Exercise prompt
Restate all of the entries exactly, dropping any pictures they hold.
── Entries ──
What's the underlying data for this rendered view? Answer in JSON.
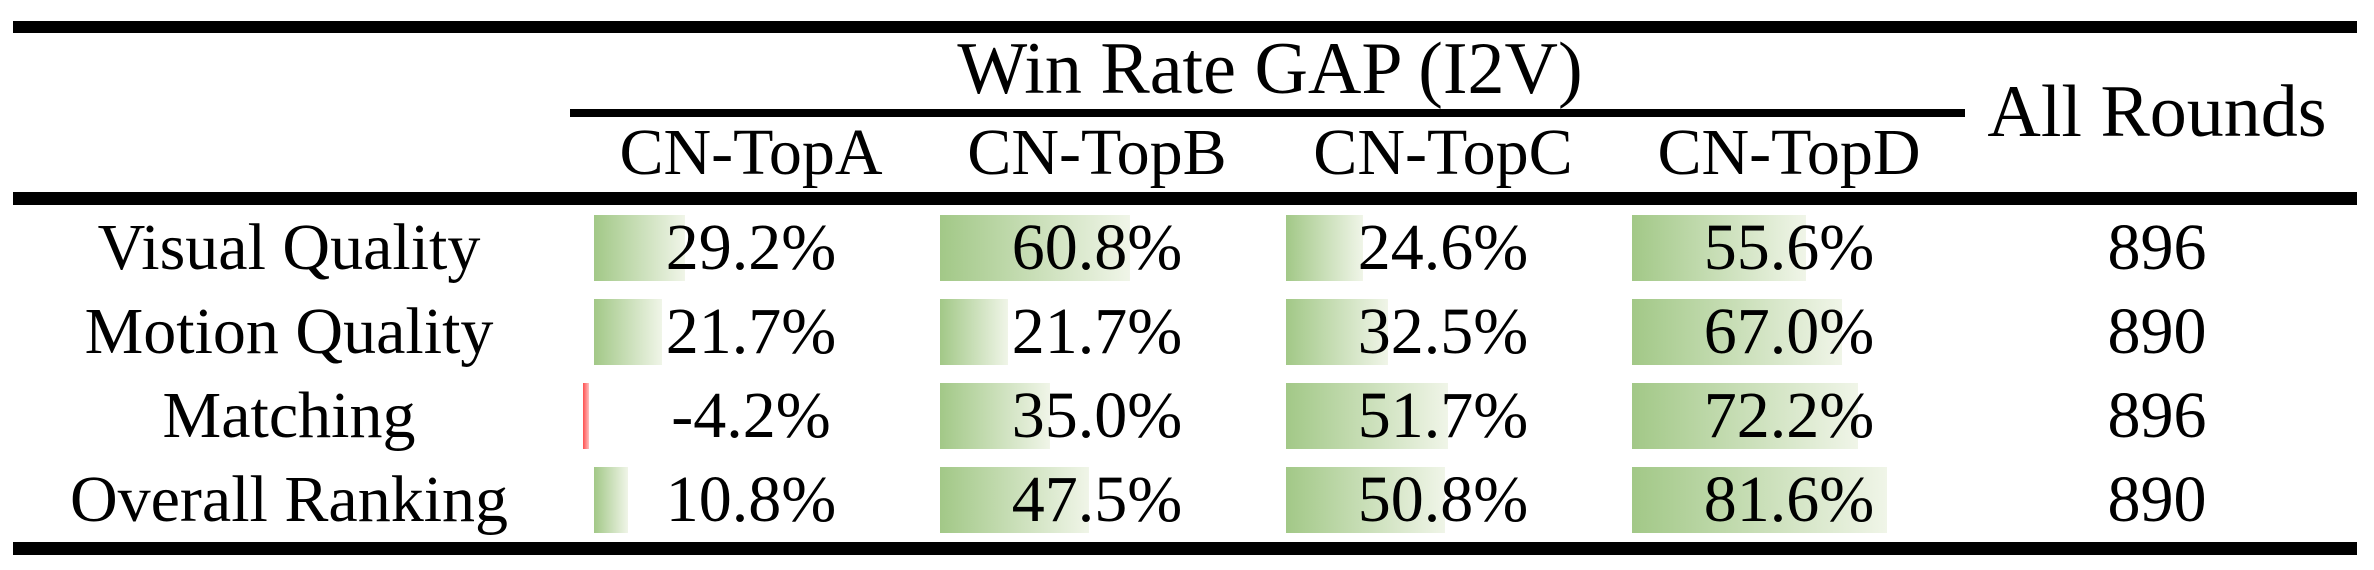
{
  "theme": {
    "background": "#ffffff",
    "rule_color": "#000000",
    "bar_green_start": "#a2c887",
    "bar_green_end": "#f0f5e8",
    "bar_red_start": "#ff5050",
    "bar_red_end": "#ffc0c0"
  },
  "table": {
    "group_header": "Win Rate GAP (I2V)",
    "all_rounds_header": "All Rounds",
    "columns": [
      "CN-TopA",
      "CN-TopB",
      "CN-TopC",
      "CN-TopD"
    ],
    "rows": [
      {
        "label": "Visual Quality",
        "cells": [
          {
            "value": 29.2,
            "display": "29.2%"
          },
          {
            "value": 60.8,
            "display": "60.8%"
          },
          {
            "value": 24.6,
            "display": "24.6%"
          },
          {
            "value": 55.6,
            "display": "55.6%"
          }
        ],
        "all_rounds": "896"
      },
      {
        "label": "Motion Quality",
        "cells": [
          {
            "value": 21.7,
            "display": "21.7%"
          },
          {
            "value": 21.7,
            "display": "21.7%"
          },
          {
            "value": 32.5,
            "display": "32.5%"
          },
          {
            "value": 67.0,
            "display": "67.0%"
          }
        ],
        "all_rounds": "890"
      },
      {
        "label": "Matching",
        "cells": [
          {
            "value": -4.2,
            "display": "-4.2%"
          },
          {
            "value": 35.0,
            "display": "35.0%"
          },
          {
            "value": 51.7,
            "display": "51.7%"
          },
          {
            "value": 72.2,
            "display": "72.2%"
          }
        ],
        "all_rounds": "896"
      },
      {
        "label": "Overall Ranking",
        "cells": [
          {
            "value": 10.8,
            "display": "10.8%"
          },
          {
            "value": 47.5,
            "display": "47.5%"
          },
          {
            "value": 50.8,
            "display": "50.8%"
          },
          {
            "value": 81.6,
            "display": "81.6%"
          }
        ],
        "all_rounds": "890"
      }
    ]
  },
  "chart_data": {
    "type": "table",
    "title": "Win Rate GAP (I2V)",
    "categories": [
      "Visual Quality",
      "Motion Quality",
      "Matching",
      "Overall Ranking"
    ],
    "series": [
      {
        "name": "CN-TopA",
        "values": [
          29.2,
          21.7,
          -4.2,
          10.8
        ]
      },
      {
        "name": "CN-TopB",
        "values": [
          60.8,
          21.7,
          35.0,
          47.5
        ]
      },
      {
        "name": "CN-TopC",
        "values": [
          24.6,
          32.5,
          51.7,
          50.8
        ]
      },
      {
        "name": "CN-TopD",
        "values": [
          55.6,
          67.0,
          72.2,
          81.6
        ]
      }
    ],
    "all_rounds": [
      896,
      890,
      896,
      890
    ],
    "bar_scale_pct_full": 100,
    "notes": "green data bars proportional to percentage; negative value shown as thin red bar"
  }
}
───
Task answer
What's the underlying data for this rendered view? Answer in JSON.
{
  "theme": {
    "background": "#ffffff",
    "rule_color": "#000000",
    "bar_green_start": "#a2c887",
    "bar_green_end": "#f0f5e8",
    "bar_red_start": "#ff5050",
    "bar_red_end": "#ffc0c0"
  },
  "table": {
    "group_header": "Win Rate GAP (I2V)",
    "all_rounds_header": "All Rounds",
    "columns": [
      "CN-TopA",
      "CN-TopB",
      "CN-TopC",
      "CN-TopD"
    ],
    "rows": [
      {
        "label": "Visual Quality",
        "cells": [
          {
            "value": 29.2,
            "display": "29.2%"
          },
          {
            "value": 60.8,
            "display": "60.8%"
          },
          {
            "value": 24.6,
            "display": "24.6%"
          },
          {
            "value": 55.6,
            "display": "55.6%"
          }
        ],
        "all_rounds": "896"
      },
      {
        "label": "Motion Quality",
        "cells": [
          {
            "value": 21.7,
            "display": "21.7%"
          },
          {
            "value": 21.7,
            "display": "21.7%"
          },
          {
            "value": 32.5,
            "display": "32.5%"
          },
          {
            "value": 67.0,
            "display": "67.0%"
          }
        ],
        "all_rounds": "890"
      },
      {
        "label": "Matching",
        "cells": [
          {
            "value": -4.2,
            "display": "-4.2%"
          },
          {
            "value": 35.0,
            "display": "35.0%"
          },
          {
            "value": 51.7,
            "display": "51.7%"
          },
          {
            "value": 72.2,
            "display": "72.2%"
          }
        ],
        "all_rounds": "896"
      },
      {
        "label": "Overall Ranking",
        "cells": [
          {
            "value": 10.8,
            "display": "10.8%"
          },
          {
            "value": 47.5,
            "display": "47.5%"
          },
          {
            "value": 50.8,
            "display": "50.8%"
          },
          {
            "value": 81.6,
            "display": "81.6%"
          }
        ],
        "all_rounds": "890"
      }
    ]
  },
  "chart_data": {
    "type": "table",
    "title": "Win Rate GAP (I2V)",
    "categories": [
      "Visual Quality",
      "Motion Quality",
      "Matching",
      "Overall Ranking"
    ],
    "series": [
      {
        "name": "CN-TopA",
        "values": [
          29.2,
          21.7,
          -4.2,
          10.8
        ]
      },
      {
        "name": "CN-TopB",
        "values": [
          60.8,
          21.7,
          35.0,
          47.5
        ]
      },
      {
        "name": "CN-TopC",
        "values": [
          24.6,
          32.5,
          51.7,
          50.8
        ]
      },
      {
        "name": "CN-TopD",
        "values": [
          55.6,
          67.0,
          72.2,
          81.6
        ]
      }
    ],
    "all_rounds": [
      896,
      890,
      896,
      890
    ],
    "bar_scale_pct_full": 100,
    "notes": "green data bars proportional to percentage; negative value shown as thin red bar"
  }
}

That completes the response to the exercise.